- [Rows from a dataset]
▬▬▬

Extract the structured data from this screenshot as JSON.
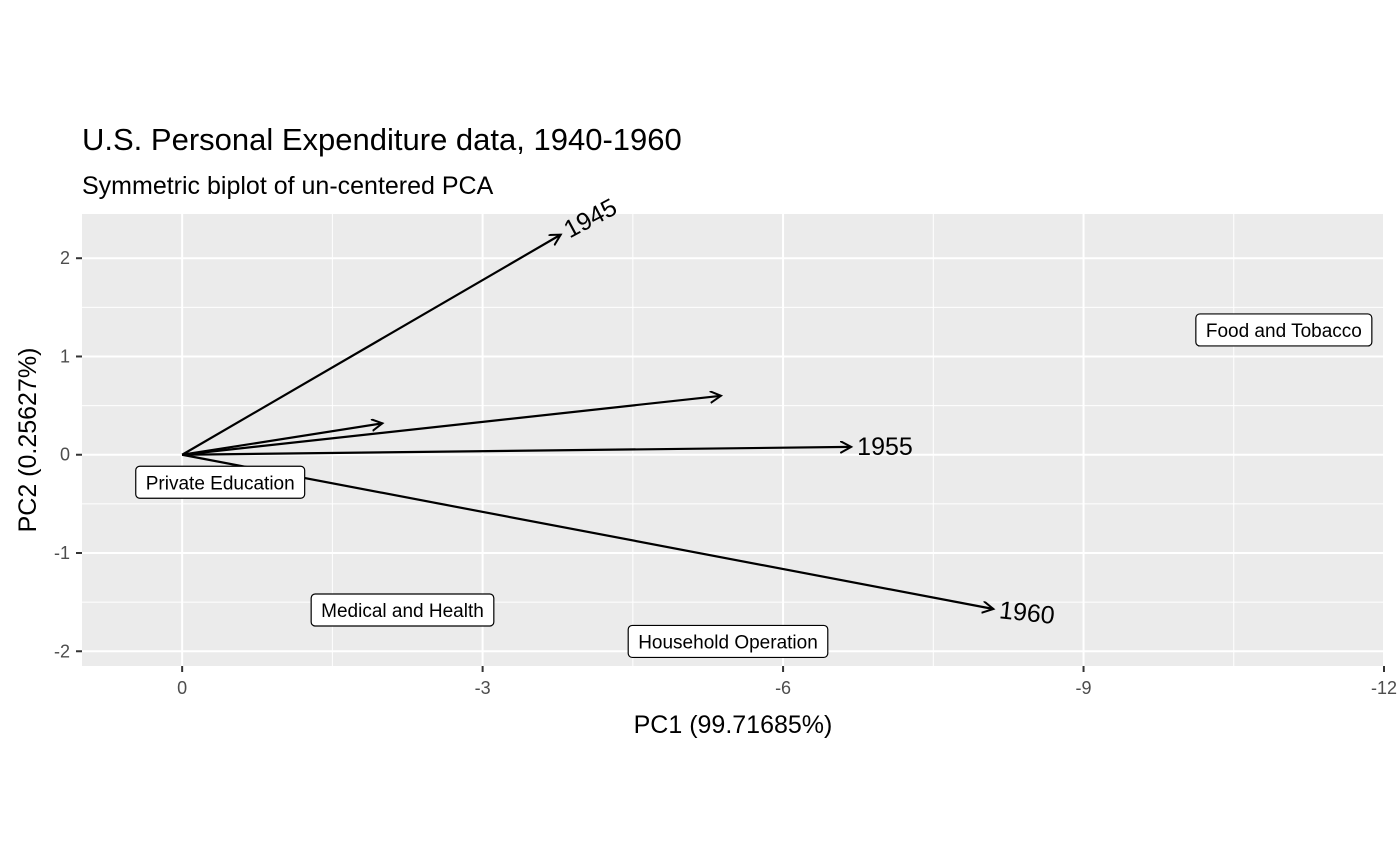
{
  "chart_data": {
    "type": "scatter",
    "title": "U.S. Personal Expenditure data, 1940-1960",
    "subtitle": "Symmetric biplot of un-centered PCA",
    "xlabel": "PC1 (99.71685%)",
    "ylabel": "PC2 (0.25627%)",
    "xlim": [
      1.0,
      -12.0
    ],
    "ylim": [
      -2.15,
      2.45
    ],
    "x_reversed": true,
    "x_ticks": [
      0,
      -3,
      -6,
      -9,
      -12
    ],
    "y_ticks": [
      -2,
      -1,
      0,
      1,
      2
    ],
    "grid": true,
    "background": "#ebebeb",
    "arrows": [
      {
        "label": "1945",
        "x": -3.78,
        "y": 2.24,
        "label_angle": -28,
        "show_label": true
      },
      {
        "label": "",
        "x": -2.0,
        "y": 0.32,
        "show_label": false
      },
      {
        "label": "",
        "x": -5.38,
        "y": 0.6,
        "show_label": false
      },
      {
        "label": "1955",
        "x": -6.68,
        "y": 0.08,
        "label_angle": 0,
        "show_label": true
      },
      {
        "label": "1960",
        "x": -8.1,
        "y": -1.57,
        "label_angle": 6,
        "show_label": true
      }
    ],
    "points": [
      {
        "label": "Food and Tobacco",
        "x": -11.0,
        "y": 1.27
      },
      {
        "label": "Private Education",
        "x": -0.38,
        "y": -0.28
      },
      {
        "label": "Medical and Health",
        "x": -2.2,
        "y": -1.58
      },
      {
        "label": "Household Operation",
        "x": -5.45,
        "y": -1.9
      }
    ]
  }
}
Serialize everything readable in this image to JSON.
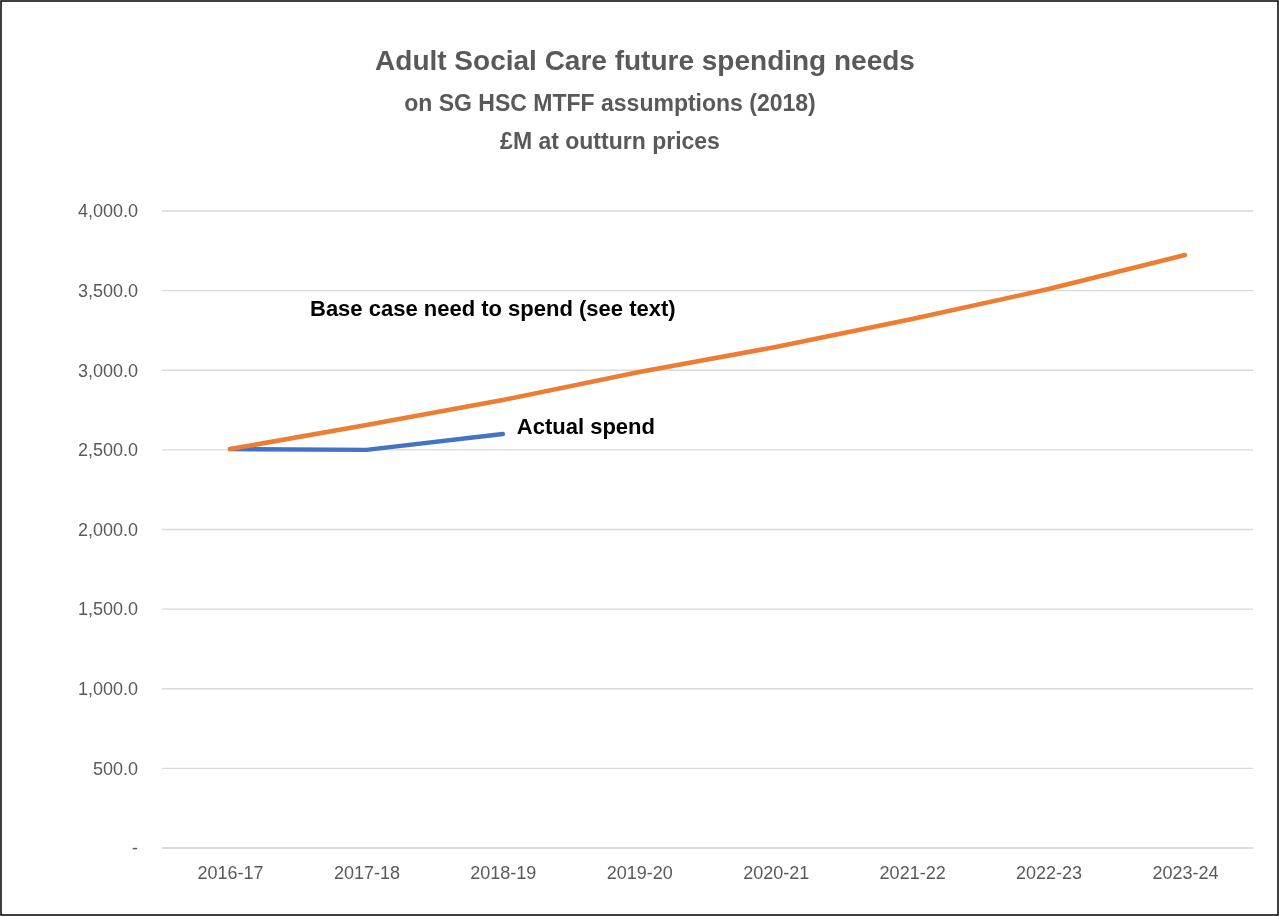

▬▬▬

- [Stated problem]
Copy the entries exactly. Leave out the images.

- [Expected answer]
Extract the structured data from this screenshot as JSON.
{
  "chart_data": {
    "type": "scatter",
    "title": "U.S. Personal Expenditure data, 1940-1960",
    "subtitle": "Symmetric biplot of un-centered PCA",
    "xlabel": "PC1 (99.71685%)",
    "ylabel": "PC2 (0.25627%)",
    "xlim": [
      1.0,
      -12.0
    ],
    "ylim": [
      -2.15,
      2.45
    ],
    "x_reversed": true,
    "x_ticks": [
      0,
      -3,
      -6,
      -9,
      -12
    ],
    "y_ticks": [
      -2,
      -1,
      0,
      1,
      2
    ],
    "grid": true,
    "background": "#ebebeb",
    "arrows": [
      {
        "label": "1945",
        "x": -3.78,
        "y": 2.24,
        "label_angle": -28,
        "show_label": true
      },
      {
        "label": "",
        "x": -2.0,
        "y": 0.32,
        "show_label": false
      },
      {
        "label": "",
        "x": -5.38,
        "y": 0.6,
        "show_label": false
      },
      {
        "label": "1955",
        "x": -6.68,
        "y": 0.08,
        "label_angle": 0,
        "show_label": true
      },
      {
        "label": "1960",
        "x": -8.1,
        "y": -1.57,
        "label_angle": 6,
        "show_label": true
      }
    ],
    "points": [
      {
        "label": "Food and Tobacco",
        "x": -11.0,
        "y": 1.27
      },
      {
        "label": "Private Education",
        "x": -0.38,
        "y": -0.28
      },
      {
        "label": "Medical and Health",
        "x": -2.2,
        "y": -1.58
      },
      {
        "label": "Household Operation",
        "x": -5.45,
        "y": -1.9
      }
    ]
  }
}
Serialize everything readable in this image to JSON.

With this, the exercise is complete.